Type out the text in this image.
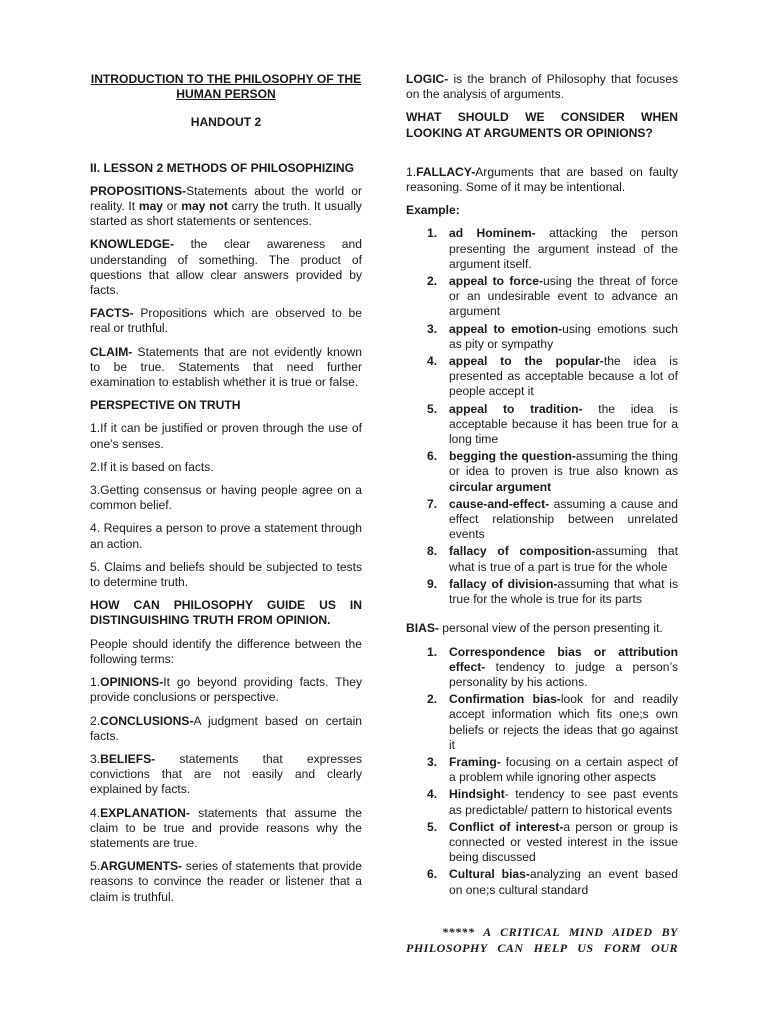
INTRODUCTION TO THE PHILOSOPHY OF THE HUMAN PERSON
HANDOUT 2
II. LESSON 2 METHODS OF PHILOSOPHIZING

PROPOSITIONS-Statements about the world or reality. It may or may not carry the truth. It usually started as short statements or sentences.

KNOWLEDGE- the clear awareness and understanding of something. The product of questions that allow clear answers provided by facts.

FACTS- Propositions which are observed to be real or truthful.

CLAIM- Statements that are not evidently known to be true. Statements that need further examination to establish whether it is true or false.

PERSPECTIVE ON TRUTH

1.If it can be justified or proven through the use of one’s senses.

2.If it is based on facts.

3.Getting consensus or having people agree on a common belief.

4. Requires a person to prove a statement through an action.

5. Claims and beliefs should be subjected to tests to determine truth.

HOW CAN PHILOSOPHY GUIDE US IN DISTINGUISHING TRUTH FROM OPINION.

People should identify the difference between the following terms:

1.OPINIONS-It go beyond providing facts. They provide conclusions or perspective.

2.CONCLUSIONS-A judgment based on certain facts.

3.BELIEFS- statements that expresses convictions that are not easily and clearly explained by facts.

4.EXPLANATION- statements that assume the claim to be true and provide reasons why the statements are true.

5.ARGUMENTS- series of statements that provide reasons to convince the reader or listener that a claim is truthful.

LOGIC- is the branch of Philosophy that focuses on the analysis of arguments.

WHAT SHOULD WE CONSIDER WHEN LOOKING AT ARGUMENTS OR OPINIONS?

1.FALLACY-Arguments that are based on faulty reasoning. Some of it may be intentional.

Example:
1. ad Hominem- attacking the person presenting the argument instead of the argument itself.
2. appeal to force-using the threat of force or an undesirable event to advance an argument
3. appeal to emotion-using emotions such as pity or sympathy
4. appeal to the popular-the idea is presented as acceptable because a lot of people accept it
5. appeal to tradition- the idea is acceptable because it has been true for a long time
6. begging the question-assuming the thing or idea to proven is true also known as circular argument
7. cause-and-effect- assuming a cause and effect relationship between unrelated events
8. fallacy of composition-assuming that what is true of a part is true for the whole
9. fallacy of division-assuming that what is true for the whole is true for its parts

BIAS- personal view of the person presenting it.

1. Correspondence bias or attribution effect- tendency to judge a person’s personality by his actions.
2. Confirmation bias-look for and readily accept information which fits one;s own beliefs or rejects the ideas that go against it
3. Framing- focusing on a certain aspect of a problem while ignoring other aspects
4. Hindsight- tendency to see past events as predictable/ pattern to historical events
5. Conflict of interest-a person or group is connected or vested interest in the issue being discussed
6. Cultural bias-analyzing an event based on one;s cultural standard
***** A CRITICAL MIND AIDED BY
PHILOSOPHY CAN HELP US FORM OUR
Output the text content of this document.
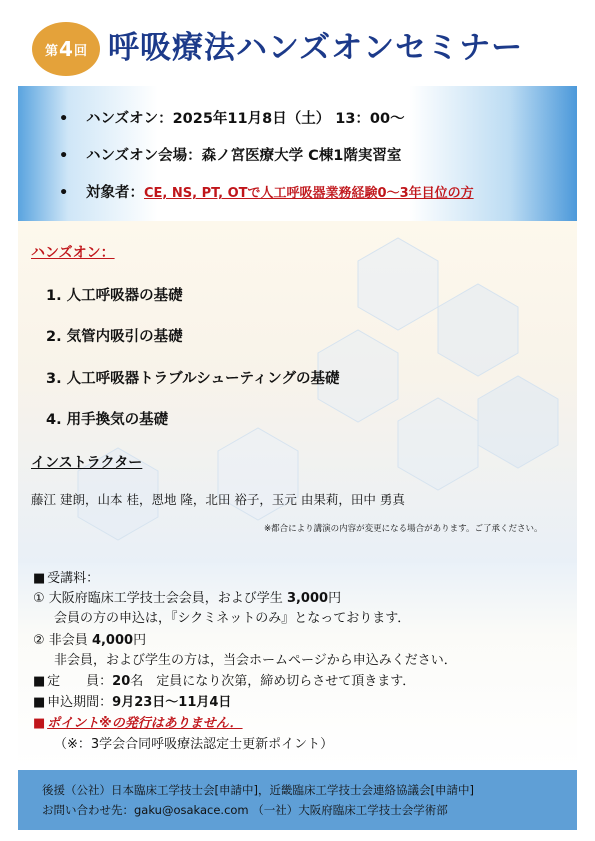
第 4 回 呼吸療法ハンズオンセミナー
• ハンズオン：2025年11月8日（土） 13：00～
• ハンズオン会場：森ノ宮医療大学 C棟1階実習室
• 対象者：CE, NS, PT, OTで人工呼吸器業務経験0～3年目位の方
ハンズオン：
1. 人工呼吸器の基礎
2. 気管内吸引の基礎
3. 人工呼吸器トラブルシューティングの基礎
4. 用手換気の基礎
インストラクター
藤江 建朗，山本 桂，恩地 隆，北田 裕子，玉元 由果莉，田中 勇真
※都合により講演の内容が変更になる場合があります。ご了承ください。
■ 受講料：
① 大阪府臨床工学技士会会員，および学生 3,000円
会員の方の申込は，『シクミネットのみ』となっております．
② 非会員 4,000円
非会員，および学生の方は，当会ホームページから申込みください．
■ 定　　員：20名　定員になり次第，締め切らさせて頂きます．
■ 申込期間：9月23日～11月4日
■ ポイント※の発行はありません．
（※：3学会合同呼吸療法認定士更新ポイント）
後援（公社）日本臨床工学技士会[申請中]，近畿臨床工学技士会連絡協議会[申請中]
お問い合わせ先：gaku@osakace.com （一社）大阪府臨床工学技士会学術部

···

■ OBJECTIVE ■
Will you set down the records word for word while leaving out every picture?

■ EXERCISE SOLUTION ■
Type out the text in this image.
INTRODUCTION TO THE PHILOSOPHY OF THE HUMAN PERSON
HANDOUT 2
II. LESSON 2 METHODS OF PHILOSOPHIZING

PROPOSITIONS-Statements about the world or reality. It may or may not carry the truth. It usually started as short statements or sentences.

KNOWLEDGE- the clear awareness and understanding of something. The product of questions that allow clear answers provided by facts.

FACTS- Propositions which are observed to be real or truthful.

CLAIM- Statements that are not evidently known to be true. Statements that need further examination to establish whether it is true or false.

PERSPECTIVE ON TRUTH

1.If it can be justified or proven through the use of one’s senses.

2.If it is based on facts.

3.Getting consensus or having people agree on a common belief.

4. Requires a person to prove a statement through an action.

5. Claims and beliefs should be subjected to tests to determine truth.

HOW CAN PHILOSOPHY GUIDE US IN DISTINGUISHING TRUTH FROM OPINION.

People should identify the difference between the following terms:

1.OPINIONS-It go beyond providing facts. They provide conclusions or perspective.

2.CONCLUSIONS-A judgment based on certain facts.

3.BELIEFS- statements that expresses convictions that are not easily and clearly explained by facts.

4.EXPLANATION- statements that assume the claim to be true and provide reasons why the statements are true.

5.ARGUMENTS- series of statements that provide reasons to convince the reader or listener that a claim is truthful.

LOGIC- is the branch of Philosophy that focuses on the analysis of arguments.

WHAT SHOULD WE CONSIDER WHEN LOOKING AT ARGUMENTS OR OPINIONS?

1.FALLACY-Arguments that are based on faulty reasoning. Some of it may be intentional.

Example:
1. ad Hominem- attacking the person presenting the argument instead of the argument itself.
2. appeal to force-using the threat of force or an undesirable event to advance an argument
3. appeal to emotion-using emotions such as pity or sympathy
4. appeal to the popular-the idea is presented as acceptable because a lot of people accept it
5. appeal to tradition- the idea is acceptable because it has been true for a long time
6. begging the question-assuming the thing or idea to proven is true also known as circular argument
7. cause-and-effect- assuming a cause and effect relationship between unrelated events
8. fallacy of composition-assuming that what is true of a part is true for the whole
9. fallacy of division-assuming that what is true for the whole is true for its parts

BIAS- personal view of the person presenting it.

1. Correspondence bias or attribution effect- tendency to judge a person’s personality by his actions.
2. Confirmation bias-look for and readily accept information which fits one;s own beliefs or rejects the ideas that go against it
3. Framing- focusing on a certain aspect of a problem while ignoring other aspects
4. Hindsight- tendency to see past events as predictable/ pattern to historical events
5. Conflict of interest-a person or group is connected or vested interest in the issue being discussed
6. Cultural bias-analyzing an event based on one;s cultural standard
***** A CRITICAL MIND AIDED BY
PHILOSOPHY CAN HELP US FORM OUR
Output the text content of this document.
第 4 回 呼吸療法ハンズオンセミナー
• ハンズオン：2025年11月8日（土） 13：00～
• ハンズオン会場：森ノ宮医療大学 C棟1階実習室
• 対象者：CE, NS, PT, OTで人工呼吸器業務経験0～3年目位の方
ハンズオン：
1. 人工呼吸器の基礎
2. 気管内吸引の基礎
3. 人工呼吸器トラブルシューティングの基礎
4. 用手換気の基礎
インストラクター
藤江 建朗，山本 桂，恩地 隆，北田 裕子，玉元 由果莉，田中 勇真
※都合により講演の内容が変更になる場合があります。ご了承ください。
■ 受講料：
① 大阪府臨床工学技士会会員，および学生 3,000円
会員の方の申込は，『シクミネットのみ』となっております．
② 非会員 4,000円
非会員，および学生の方は，当会ホームページから申込みください．
■ 定　　員：20名　定員になり次第，締め切らさせて頂きます．
■ 申込期間：9月23日～11月4日
■ ポイント※の発行はありません．
（※：3学会合同呼吸療法認定士更新ポイント）
後援（公社）日本臨床工学技士会[申請中]，近畿臨床工学技士会連絡協議会[申請中]
お問い合わせ先：gaku@osakace.com （一社）大阪府臨床工学技士会学術部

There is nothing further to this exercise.